DATA SUPPLIED >>
----------

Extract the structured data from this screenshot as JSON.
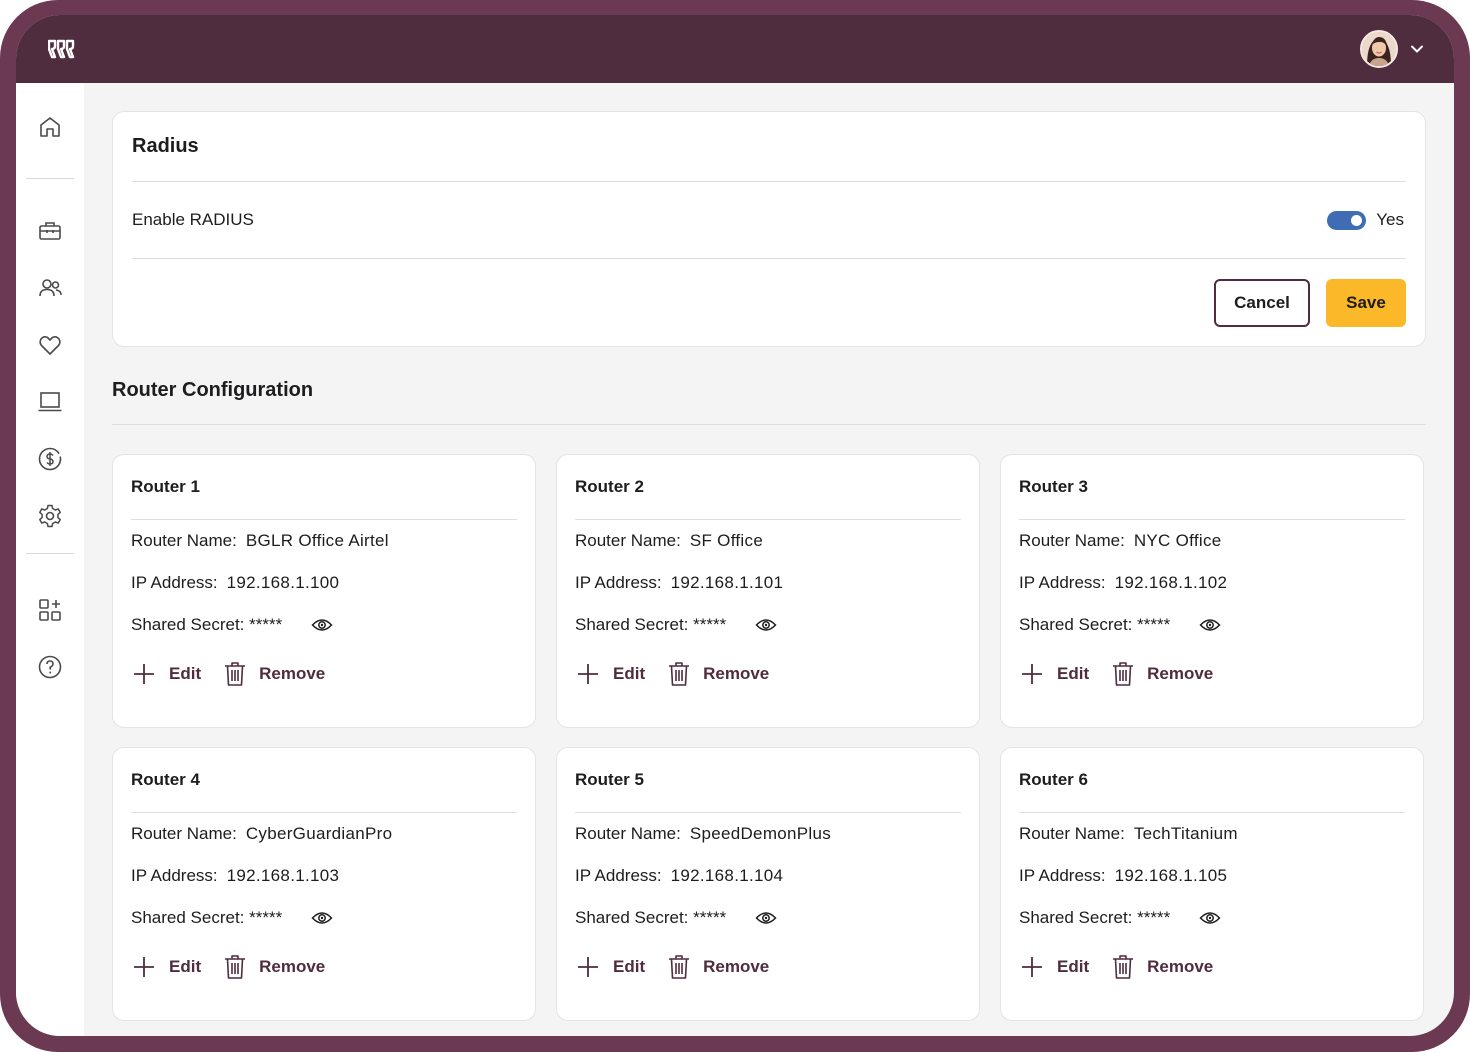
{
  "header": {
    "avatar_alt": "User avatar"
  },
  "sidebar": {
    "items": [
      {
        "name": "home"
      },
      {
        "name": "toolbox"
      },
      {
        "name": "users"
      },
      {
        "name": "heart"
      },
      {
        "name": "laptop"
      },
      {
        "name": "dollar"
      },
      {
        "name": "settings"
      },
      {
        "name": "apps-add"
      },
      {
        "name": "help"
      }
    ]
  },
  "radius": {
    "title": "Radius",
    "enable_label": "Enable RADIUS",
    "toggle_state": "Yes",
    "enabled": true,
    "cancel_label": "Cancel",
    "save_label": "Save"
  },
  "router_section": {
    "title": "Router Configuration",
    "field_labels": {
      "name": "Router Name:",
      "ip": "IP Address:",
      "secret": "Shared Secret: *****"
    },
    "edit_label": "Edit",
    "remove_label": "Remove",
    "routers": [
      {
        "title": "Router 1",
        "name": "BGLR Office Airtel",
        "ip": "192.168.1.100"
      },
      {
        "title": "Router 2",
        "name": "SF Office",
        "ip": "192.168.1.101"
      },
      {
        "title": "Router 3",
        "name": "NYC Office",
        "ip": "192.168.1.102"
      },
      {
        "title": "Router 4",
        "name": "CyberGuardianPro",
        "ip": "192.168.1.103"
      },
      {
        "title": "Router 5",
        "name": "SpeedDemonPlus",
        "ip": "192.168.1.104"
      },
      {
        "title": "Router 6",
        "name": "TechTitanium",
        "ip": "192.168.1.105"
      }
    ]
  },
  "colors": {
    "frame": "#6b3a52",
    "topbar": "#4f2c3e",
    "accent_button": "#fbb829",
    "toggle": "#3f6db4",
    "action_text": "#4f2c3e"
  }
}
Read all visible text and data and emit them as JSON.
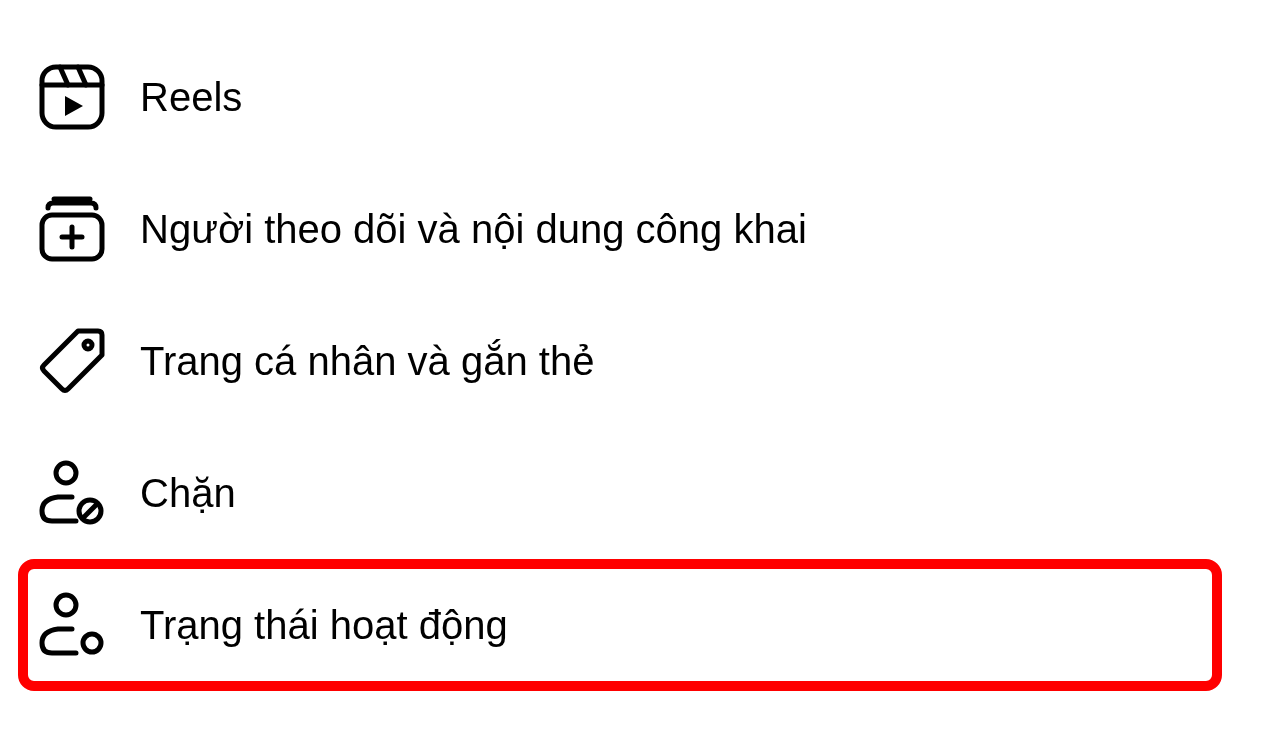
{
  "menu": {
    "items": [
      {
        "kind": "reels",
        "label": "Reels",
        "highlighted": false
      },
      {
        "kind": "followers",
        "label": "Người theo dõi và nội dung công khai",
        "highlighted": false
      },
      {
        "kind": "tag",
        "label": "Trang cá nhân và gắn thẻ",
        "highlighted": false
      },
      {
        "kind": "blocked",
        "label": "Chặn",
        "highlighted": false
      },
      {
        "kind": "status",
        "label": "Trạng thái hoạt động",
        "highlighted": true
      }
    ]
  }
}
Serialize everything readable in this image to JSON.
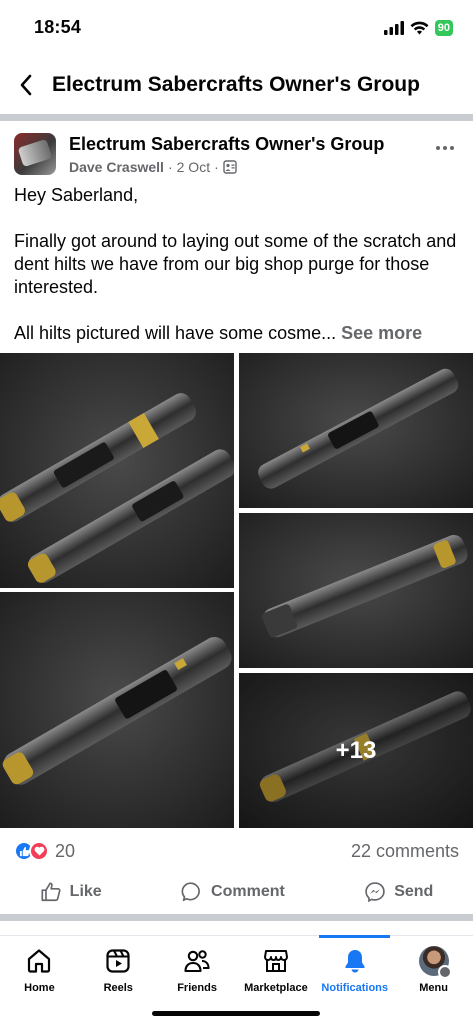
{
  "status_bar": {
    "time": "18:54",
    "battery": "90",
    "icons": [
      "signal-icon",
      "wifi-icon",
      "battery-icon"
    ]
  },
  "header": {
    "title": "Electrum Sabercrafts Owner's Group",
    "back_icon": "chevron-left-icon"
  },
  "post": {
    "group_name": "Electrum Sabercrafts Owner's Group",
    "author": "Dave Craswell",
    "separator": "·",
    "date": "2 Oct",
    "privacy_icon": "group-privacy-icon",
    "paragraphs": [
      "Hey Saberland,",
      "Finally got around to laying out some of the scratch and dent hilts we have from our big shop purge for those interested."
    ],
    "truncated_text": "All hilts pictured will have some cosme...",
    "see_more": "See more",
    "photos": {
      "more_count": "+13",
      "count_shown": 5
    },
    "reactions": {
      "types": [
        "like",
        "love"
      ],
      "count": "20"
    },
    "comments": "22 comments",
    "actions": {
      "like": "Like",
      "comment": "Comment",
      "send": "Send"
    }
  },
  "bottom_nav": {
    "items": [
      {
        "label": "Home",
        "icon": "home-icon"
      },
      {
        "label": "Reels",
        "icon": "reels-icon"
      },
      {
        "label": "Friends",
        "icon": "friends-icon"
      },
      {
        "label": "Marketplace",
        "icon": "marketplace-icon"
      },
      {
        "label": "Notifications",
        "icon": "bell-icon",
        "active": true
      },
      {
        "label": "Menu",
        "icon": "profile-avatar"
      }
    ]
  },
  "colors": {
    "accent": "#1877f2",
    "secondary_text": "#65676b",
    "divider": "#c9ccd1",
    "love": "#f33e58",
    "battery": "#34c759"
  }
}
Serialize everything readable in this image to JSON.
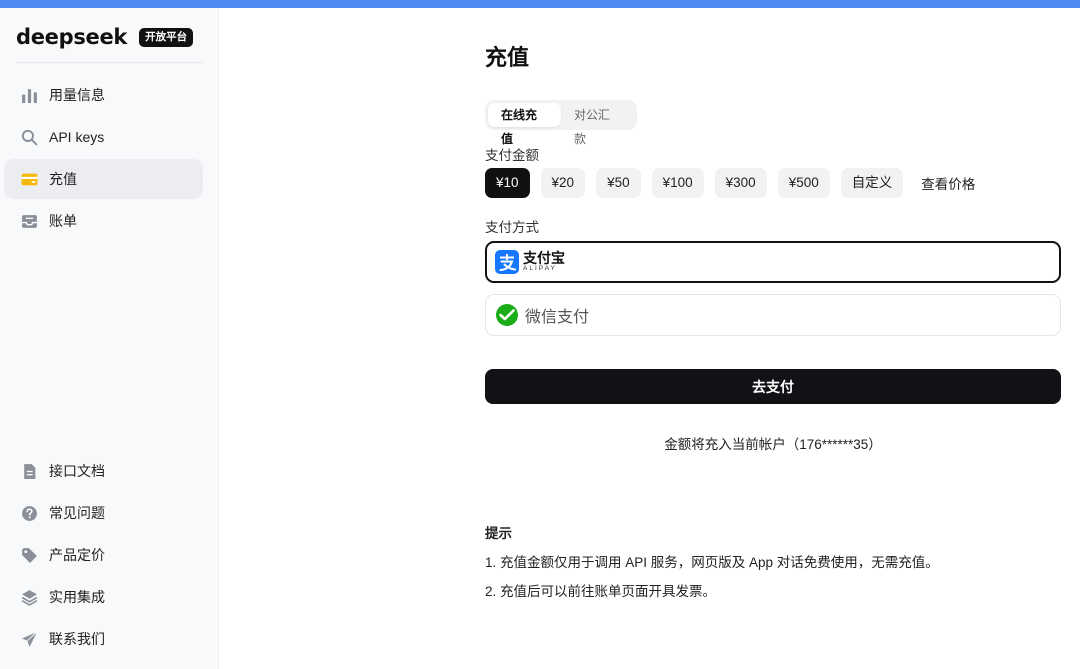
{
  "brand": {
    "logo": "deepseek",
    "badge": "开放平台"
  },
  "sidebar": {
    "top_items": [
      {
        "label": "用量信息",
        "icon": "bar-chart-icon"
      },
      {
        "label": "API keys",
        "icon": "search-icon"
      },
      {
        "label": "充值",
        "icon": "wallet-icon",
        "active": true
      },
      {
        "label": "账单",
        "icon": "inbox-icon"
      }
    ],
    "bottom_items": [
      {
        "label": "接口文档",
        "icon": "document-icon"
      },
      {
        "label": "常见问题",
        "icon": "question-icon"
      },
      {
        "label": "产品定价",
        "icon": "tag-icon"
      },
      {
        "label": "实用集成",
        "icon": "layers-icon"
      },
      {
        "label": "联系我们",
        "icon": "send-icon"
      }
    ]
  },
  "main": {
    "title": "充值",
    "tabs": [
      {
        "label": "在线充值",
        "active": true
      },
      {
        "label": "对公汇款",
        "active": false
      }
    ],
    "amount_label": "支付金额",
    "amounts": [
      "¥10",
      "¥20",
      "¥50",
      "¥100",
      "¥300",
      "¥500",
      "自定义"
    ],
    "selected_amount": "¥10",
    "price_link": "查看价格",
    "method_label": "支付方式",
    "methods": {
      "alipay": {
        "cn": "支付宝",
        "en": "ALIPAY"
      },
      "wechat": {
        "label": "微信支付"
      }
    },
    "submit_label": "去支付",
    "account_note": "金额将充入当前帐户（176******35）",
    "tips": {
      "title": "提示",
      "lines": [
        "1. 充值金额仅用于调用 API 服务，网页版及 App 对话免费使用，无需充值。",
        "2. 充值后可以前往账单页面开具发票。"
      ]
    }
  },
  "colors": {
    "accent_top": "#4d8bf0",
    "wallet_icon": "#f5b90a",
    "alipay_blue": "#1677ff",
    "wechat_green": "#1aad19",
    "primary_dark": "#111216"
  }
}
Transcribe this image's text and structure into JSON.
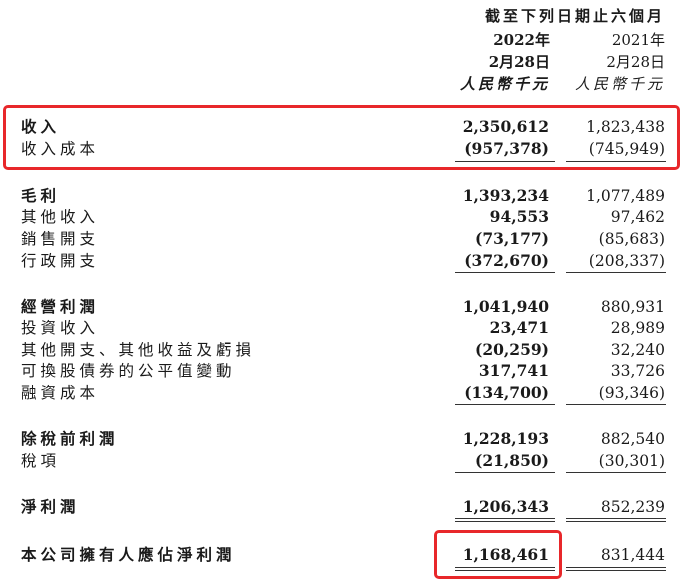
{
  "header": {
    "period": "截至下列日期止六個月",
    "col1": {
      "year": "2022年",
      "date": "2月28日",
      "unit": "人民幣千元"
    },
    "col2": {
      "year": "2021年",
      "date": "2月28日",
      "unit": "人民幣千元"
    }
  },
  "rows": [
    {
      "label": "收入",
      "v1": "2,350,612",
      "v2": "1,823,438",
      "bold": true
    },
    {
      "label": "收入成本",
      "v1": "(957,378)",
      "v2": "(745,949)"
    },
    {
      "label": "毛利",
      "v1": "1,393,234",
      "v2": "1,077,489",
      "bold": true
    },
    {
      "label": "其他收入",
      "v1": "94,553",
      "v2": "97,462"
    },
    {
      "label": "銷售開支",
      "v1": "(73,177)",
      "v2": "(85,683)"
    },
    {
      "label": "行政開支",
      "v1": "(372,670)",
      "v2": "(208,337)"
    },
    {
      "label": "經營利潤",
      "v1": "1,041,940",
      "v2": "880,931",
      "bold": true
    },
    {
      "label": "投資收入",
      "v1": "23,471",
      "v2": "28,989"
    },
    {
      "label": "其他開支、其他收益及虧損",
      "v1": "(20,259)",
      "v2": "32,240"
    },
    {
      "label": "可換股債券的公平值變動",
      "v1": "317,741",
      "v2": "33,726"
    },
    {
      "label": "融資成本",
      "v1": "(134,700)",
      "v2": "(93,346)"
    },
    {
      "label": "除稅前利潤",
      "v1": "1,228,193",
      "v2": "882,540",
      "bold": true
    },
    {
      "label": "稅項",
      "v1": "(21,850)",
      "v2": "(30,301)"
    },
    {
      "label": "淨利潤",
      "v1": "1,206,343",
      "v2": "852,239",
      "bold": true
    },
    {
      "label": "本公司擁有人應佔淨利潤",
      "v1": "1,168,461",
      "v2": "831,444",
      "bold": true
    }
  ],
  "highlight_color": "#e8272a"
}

----------

WHAT IS NEEDED >>
Leave out the pictures and print every line of the data exactly.

FINISHED EXERCISE >>
Extract the structured data from this screenshot as JSON.
{
  "header": {
    "avatar_alt": "User avatar"
  },
  "sidebar": {
    "items": [
      {
        "name": "home"
      },
      {
        "name": "toolbox"
      },
      {
        "name": "users"
      },
      {
        "name": "heart"
      },
      {
        "name": "laptop"
      },
      {
        "name": "dollar"
      },
      {
        "name": "settings"
      },
      {
        "name": "apps-add"
      },
      {
        "name": "help"
      }
    ]
  },
  "radius": {
    "title": "Radius",
    "enable_label": "Enable RADIUS",
    "toggle_state": "Yes",
    "enabled": true,
    "cancel_label": "Cancel",
    "save_label": "Save"
  },
  "router_section": {
    "title": "Router Configuration",
    "field_labels": {
      "name": "Router Name:",
      "ip": "IP Address:",
      "secret": "Shared Secret: *****"
    },
    "edit_label": "Edit",
    "remove_label": "Remove",
    "routers": [
      {
        "title": "Router 1",
        "name": "BGLR Office Airtel",
        "ip": "192.168.1.100"
      },
      {
        "title": "Router 2",
        "name": "SF Office",
        "ip": "192.168.1.101"
      },
      {
        "title": "Router 3",
        "name": "NYC Office",
        "ip": "192.168.1.102"
      },
      {
        "title": "Router 4",
        "name": "CyberGuardianPro",
        "ip": "192.168.1.103"
      },
      {
        "title": "Router 5",
        "name": "SpeedDemonPlus",
        "ip": "192.168.1.104"
      },
      {
        "title": "Router 6",
        "name": "TechTitanium",
        "ip": "192.168.1.105"
      }
    ]
  },
  "colors": {
    "frame": "#6b3a52",
    "topbar": "#4f2c3e",
    "accent_button": "#fbb829",
    "toggle": "#3f6db4",
    "action_text": "#4f2c3e"
  }
}
Read all visible text and data and emit them as JSON.
{
  "menu": {
    "items": [
      {
        "kind": "reels",
        "label": "Reels",
        "highlighted": false
      },
      {
        "kind": "followers",
        "label": "Người theo dõi và nội dung công khai",
        "highlighted": false
      },
      {
        "kind": "tag",
        "label": "Trang cá nhân và gắn thẻ",
        "highlighted": false
      },
      {
        "kind": "blocked",
        "label": "Chặn",
        "highlighted": false
      },
      {
        "kind": "status",
        "label": "Trạng thái hoạt động",
        "highlighted": true
      }
    ]
  }
}
Serialize everything readable in this image to JSON.
{
  "status_bar": {
    "time": "18:54",
    "battery": "90",
    "icons": [
      "signal-icon",
      "wifi-icon",
      "battery-icon"
    ]
  },
  "header": {
    "title": "Electrum Sabercrafts Owner's Group",
    "back_icon": "chevron-left-icon"
  },
  "post": {
    "group_name": "Electrum Sabercrafts Owner's Group",
    "author": "Dave Craswell",
    "separator": "·",
    "date": "2 Oct",
    "privacy_icon": "group-privacy-icon",
    "paragraphs": [
      "Hey Saberland,",
      "Finally got around to laying out some of the scratch and dent hilts we have from our big shop purge for those interested."
    ],
    "truncated_text": "All hilts pictured will have some cosme...",
    "see_more": "See more",
    "photos": {
      "more_count": "+13",
      "count_shown": 5
    },
    "reactions": {
      "types": [
        "like",
        "love"
      ],
      "count": "20"
    },
    "comments": "22 comments",
    "actions": {
      "like": "Like",
      "comment": "Comment",
      "send": "Send"
    }
  },
  "bottom_nav": {
    "items": [
      {
        "label": "Home",
        "icon": "home-icon"
      },
      {
        "label": "Reels",
        "icon": "reels-icon"
      },
      {
        "label": "Friends",
        "icon": "friends-icon"
      },
      {
        "label": "Marketplace",
        "icon": "marketplace-icon"
      },
      {
        "label": "Notifications",
        "icon": "bell-icon",
        "active": true
      },
      {
        "label": "Menu",
        "icon": "profile-avatar"
      }
    ]
  },
  "colors": {
    "accent": "#1877f2",
    "secondary_text": "#65676b",
    "divider": "#c9ccd1",
    "love": "#f33e58",
    "battery": "#34c759"
  }
}
Serialize everything readable in this image to JSON.
{
  "brand": {
    "logo": "deepseek",
    "badge": "开放平台"
  },
  "sidebar": {
    "top_items": [
      {
        "label": "用量信息",
        "icon": "bar-chart-icon"
      },
      {
        "label": "API keys",
        "icon": "search-icon"
      },
      {
        "label": "充值",
        "icon": "wallet-icon",
        "active": true
      },
      {
        "label": "账单",
        "icon": "inbox-icon"
      }
    ],
    "bottom_items": [
      {
        "label": "接口文档",
        "icon": "document-icon"
      },
      {
        "label": "常见问题",
        "icon": "question-icon"
      },
      {
        "label": "产品定价",
        "icon": "tag-icon"
      },
      {
        "label": "实用集成",
        "icon": "layers-icon"
      },
      {
        "label": "联系我们",
        "icon": "send-icon"
      }
    ]
  },
  "main": {
    "title": "充值",
    "tabs": [
      {
        "label": "在线充值",
        "active": true
      },
      {
        "label": "对公汇款",
        "active": false
      }
    ],
    "amount_label": "支付金额",
    "amounts": [
      "¥10",
      "¥20",
      "¥50",
      "¥100",
      "¥300",
      "¥500",
      "自定义"
    ],
    "selected_amount": "¥10",
    "price_link": "查看价格",
    "method_label": "支付方式",
    "methods": {
      "alipay": {
        "cn": "支付宝",
        "en": "ALIPAY"
      },
      "wechat": {
        "label": "微信支付"
      }
    },
    "submit_label": "去支付",
    "account_note": "金额将充入当前帐户（176******35）",
    "tips": {
      "title": "提示",
      "lines": [
        "1. 充值金额仅用于调用 API 服务，网页版及 App 对话免费使用，无需充值。",
        "2. 充值后可以前往账单页面开具发票。"
      ]
    }
  },
  "colors": {
    "accent_top": "#4d8bf0",
    "wallet_icon": "#f5b90a",
    "alipay_blue": "#1677ff",
    "wechat_green": "#1aad19",
    "primary_dark": "#111216"
  }
}
Transcribe this image's text and structure into JSON.
{
  "header": {
    "period": "截至下列日期止六個月",
    "col1": {
      "year": "2022年",
      "date": "2月28日",
      "unit": "人民幣千元"
    },
    "col2": {
      "year": "2021年",
      "date": "2月28日",
      "unit": "人民幣千元"
    }
  },
  "rows": [
    {
      "label": "收入",
      "v1": "2,350,612",
      "v2": "1,823,438",
      "bold": true
    },
    {
      "label": "收入成本",
      "v1": "(957,378)",
      "v2": "(745,949)"
    },
    {
      "label": "毛利",
      "v1": "1,393,234",
      "v2": "1,077,489",
      "bold": true
    },
    {
      "label": "其他收入",
      "v1": "94,553",
      "v2": "97,462"
    },
    {
      "label": "銷售開支",
      "v1": "(73,177)",
      "v2": "(85,683)"
    },
    {
      "label": "行政開支",
      "v1": "(372,670)",
      "v2": "(208,337)"
    },
    {
      "label": "經營利潤",
      "v1": "1,041,940",
      "v2": "880,931",
      "bold": true
    },
    {
      "label": "投資收入",
      "v1": "23,471",
      "v2": "28,989"
    },
    {
      "label": "其他開支、其他收益及虧損",
      "v1": "(20,259)",
      "v2": "32,240"
    },
    {
      "label": "可換股債券的公平值變動",
      "v1": "317,741",
      "v2": "33,726"
    },
    {
      "label": "融資成本",
      "v1": "(134,700)",
      "v2": "(93,346)"
    },
    {
      "label": "除稅前利潤",
      "v1": "1,228,193",
      "v2": "882,540",
      "bold": true
    },
    {
      "label": "稅項",
      "v1": "(21,850)",
      "v2": "(30,301)"
    },
    {
      "label": "淨利潤",
      "v1": "1,206,343",
      "v2": "852,239",
      "bold": true
    },
    {
      "label": "本公司擁有人應佔淨利潤",
      "v1": "1,168,461",
      "v2": "831,444",
      "bold": true
    }
  ],
  "highlight_color": "#e8272a"
}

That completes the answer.